--- Begin ---
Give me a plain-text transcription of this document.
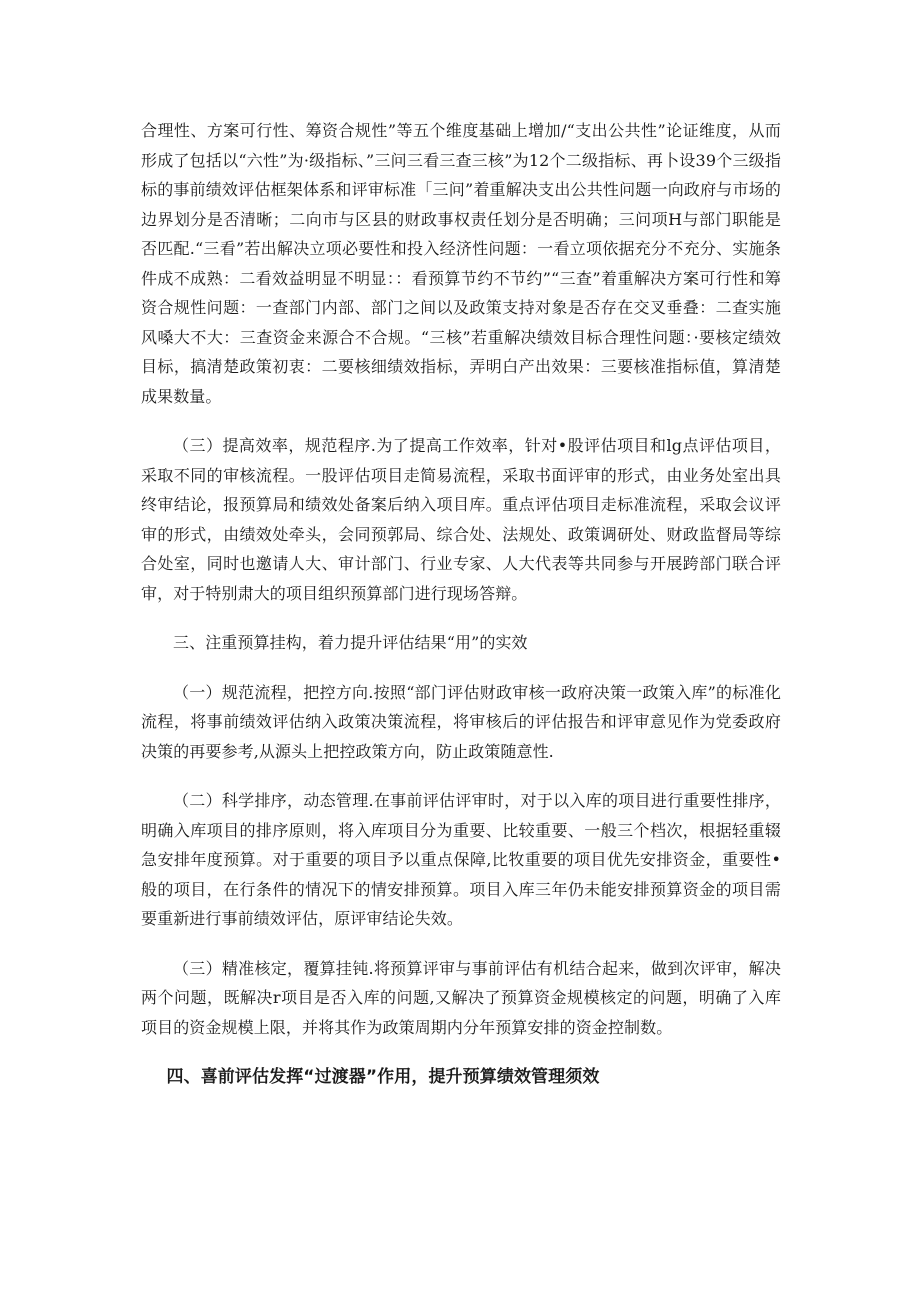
合理性、方案可行性、筹资合规性”等五个维度基础上增加/“支出公共性”论证维度，从而形成了包括以“六性”为·级指标、”三问三看三查三核”为12个二级指标、再卜设39个三级指标的事前绩效评估框架体系和评审标准「三问”着重解决支出公共性问题一向政府与市场的边界划分是否清晰；二向市与区县的财政事权责任划分是否明确；三问项H与部门职能是否匹配.“三看”若出解决立项必要性和投入经济性问题：一看立项依据充分不充分、实施条件成不成熟：二看效益明显不明显：：看预算节约不节约”“三查”着重解决方案可行性和筹资合规性问题：一查部门内部、部门之间以及政策支持对象是否存在交叉垂叠：二查实施风嗓大不大：三查资金来源合不合规。“三核”若重解决绩效目标合理性问题：·要核定绩效目标，搞清楚政策初衷：二要核细绩效指标，弄明白产出效果：三要核准指标值，算清楚成果数量。

（三）提高效率，规范程序.为了提高工作效率，针对•股评估项目和lg点评估项目，采取不同的审核流程。一股评估项目走简易流程，采取书面评审的形式，由业务处室出具终审结论，报预算局和绩效处备案后纳入项目库。重点评估项目走标准流程，采取会议评审的形式，由绩效处牵头，会同预郭局、综合处、法规处、政策调研处、财政监督局等综合处室，同时也邀请人大、审计部门、行业专家、人大代表等共同参与开展跨部门联合评审，对于特别肃大的项目组织预算部门进行现场答辩。

三、注重预算挂构，着力提升评估结果“用”的实效

（一）规范流程，把控方向.按照“部门评估财政审核一政府决策一政策入库”的标准化流程，将事前绩效评估纳入政策决策流程，将审核后的评估报告和评审意见作为党委政府决策的再要参考,从源头上把控政策方向，防止政策随意性.

（二）科学排序，动态管理.在事前评估评审时，对于以入库的项目进行重要性排序，明确入库项目的排序原则，将入库项目分为重要、比较重要、一般三个档次，根据轻重辍急安排年度预算。对于重要的项目予以重点保障,比牧重要的项目优先安排资金，重要性•般的项目，在行条件的情况下的情安排预算。项目入库三年仍未能安排预算资金的项目需要重新进行事前绩效评估，原评审结论失效。

（三）精准核定，覆算挂钝.将预算评审与事前评估有机结合起来，做到次评审，解决两个问题，既解决r项目是否入库的问题,又解决了预算资金规模核定的问题，明确了入库项目的资金规模上限，并将其作为政策周期内分年预算安排的资金控制数。

四、喜前评估发挥“过渡器”作用，提升预算绩效管理须效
--- End ---
• **Stated task**
Every line of text is to be repeated exactly; pictures are left out.

• **In response**
Give me a plain-text transcription of this document.
合理性、方案可行性、筹资合规性”等五个维度基础上增加/“支出公共性”论证维度，从而形成了包括以“六性”为·级指标、”三问三看三查三核”为12个二级指标、再卜设39个三级指标的事前绩效评估框架体系和评审标准「三问”着重解决支出公共性问题一向政府与市场的边界划分是否清晰；二向市与区县的财政事权责任划分是否明确；三问项H与部门职能是否匹配.“三看”若出解决立项必要性和投入经济性问题：一看立项依据充分不充分、实施条件成不成熟：二看效益明显不明显：：看预算节约不节约”“三查”着重解决方案可行性和筹资合规性问题：一查部门内部、部门之间以及政策支持对象是否存在交叉垂叠：二查实施风嗓大不大：三查资金来源合不合规。“三核”若重解决绩效目标合理性问题：·要核定绩效目标，搞清楚政策初衷：二要核细绩效指标，弄明白产出效果：三要核准指标值，算清楚成果数量。

（三）提高效率，规范程序.为了提高工作效率，针对•股评估项目和lg点评估项目，采取不同的审核流程。一股评估项目走简易流程，采取书面评审的形式，由业务处室出具终审结论，报预算局和绩效处备案后纳入项目库。重点评估项目走标准流程，采取会议评审的形式，由绩效处牵头，会同预郭局、综合处、法规处、政策调研处、财政监督局等综合处室，同时也邀请人大、审计部门、行业专家、人大代表等共同参与开展跨部门联合评审，对于特别肃大的项目组织预算部门进行现场答辩。

三、注重预算挂构，着力提升评估结果“用”的实效

（一）规范流程，把控方向.按照“部门评估财政审核一政府决策一政策入库”的标准化流程，将事前绩效评估纳入政策决策流程，将审核后的评估报告和评审意见作为党委政府决策的再要参考,从源头上把控政策方向，防止政策随意性.

（二）科学排序，动态管理.在事前评估评审时，对于以入库的项目进行重要性排序，明确入库项目的排序原则，将入库项目分为重要、比较重要、一般三个档次，根据轻重辍急安排年度预算。对于重要的项目予以重点保障,比牧重要的项目优先安排资金，重要性•般的项目，在行条件的情况下的情安排预算。项目入库三年仍未能安排预算资金的项目需要重新进行事前绩效评估，原评审结论失效。

（三）精准核定，覆算挂钝.将预算评审与事前评估有机结合起来，做到次评审，解决两个问题，既解决r项目是否入库的问题,又解决了预算资金规模核定的问题，明确了入库项目的资金规模上限，并将其作为政策周期内分年预算安排的资金控制数。

四、喜前评估发挥“过渡器”作用，提升预算绩效管理须效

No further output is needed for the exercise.